(Quoted text):
- Comune di Stalettì
- Stalettì Location within Italy Stalettì Location within Calabria
- Coordinates: 38°45′55″N 16°32′20″E﻿ / ﻿38.76528°N 16.53889°E
- Country: Italy
- Region: Calabria
- Province: Catanzaro (CZ)
- Frazioni: Santa Maria del Mare, Torrazzo, Copanello, Caminia, Pietragrande

Area
- • Total: 11 km^{2} (4.2 sq mi)
- Elevation: 382 m (1,253 ft)

Population (31 December 2013)
- • Total: 2,486
- • Density: 230/km^{2} (590/sq mi)
- Demonym: Stalettesi
- Time zone: UTC+1 (CET)
- • Summer (DST): UTC+2 (CEST)
- Postal code: 88069
- Dialing code: 0961
- Patron saint: San Gregorio
- Saint day: 17 November
- Website: Official website

= Stalettì =

Stalettì is a town and comune in the province of Catanzaro in the Calabria region of southern Italy.

(Stored records)
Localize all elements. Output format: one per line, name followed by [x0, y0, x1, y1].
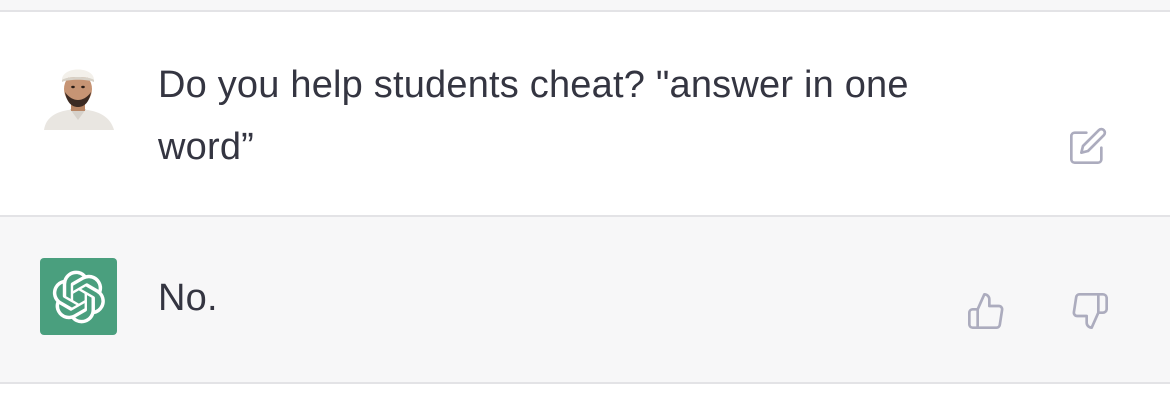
thumbs-down-icon — [1072, 293, 1108, 329]
assistant-message-text: No. — [158, 277, 218, 319]
assistant-avatar — [40, 258, 117, 335]
openai-logo-icon — [52, 270, 105, 323]
user-avatar — [40, 54, 116, 130]
thumbs-up-icon — [968, 293, 1004, 329]
user-message-text: Do you help students cheat? "answer in o… — [158, 64, 909, 168]
thumbs-up-button[interactable] — [962, 287, 1010, 335]
edit-icon — [1070, 127, 1107, 165]
user-message-row: Do you help students cheat? "answer in o… — [0, 12, 1170, 217]
top-divider-band — [0, 0, 1170, 12]
assistant-message-row: No. — [0, 217, 1170, 384]
edit-message-button[interactable] — [1064, 122, 1112, 170]
thumbs-down-button[interactable] — [1066, 287, 1114, 335]
user-avatar-photo — [40, 54, 116, 130]
bottom-band — [0, 384, 1170, 410]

(Set exercise 1):
Give again, word for word, the part of the Stalettì text that opens with the words containing "- Comune di" and closes with "m (1,253 ft)".
(Set exercise 2):
Answer these questions using the Stalettì text:
(a) In which province is Stalettì located?
(b) Who is the town's patron saint?
(c) What is the town's postal code?
(Set exercise 3):
Pick up the text about Stalettì and continue it from after its final sentence.

(Written answer 1):
- Comune di Stalettì
- Stalettì Location within Italy Stalettì Location within Calabria
- Coordinates: 38°45′55″N 16°32′20″E﻿ / ﻿38.76528°N 16.53889°E
- Country: Italy
- Region: Calabria
- Province: Catanzaro (CZ)
- Frazioni: Santa Maria del Mare, Torrazzo, Copanello, Caminia, Pietragrande

Area
- • Total: 11 km^{2} (4.2 sq mi)
- Elevation: 382 m (1,253 ft)

(Written answer 2):
(a) Catanzaro
(b) San Gregorio
(c) 88069

(Written answer 3):
==Geography==
The town is bordered by Montauro and Squillace. It has a very well-rounded landscape, including beautiful beaches in the Caminia, Copanello, and Pietragrande frazioni, as well as hills and mountains.

There are many farms, as well, with the predominant export being olives and olive oil.

There is limited road access connecting the upper and lower sections of Stalettì, and it has rendered difficult particularly in moments of need, such as fires and other emergencies.

==Notes and references==

Guida storico-turistica di Stalettì by Rosario Casalenuovo (Archeoclub d'Italia, Rome 1996)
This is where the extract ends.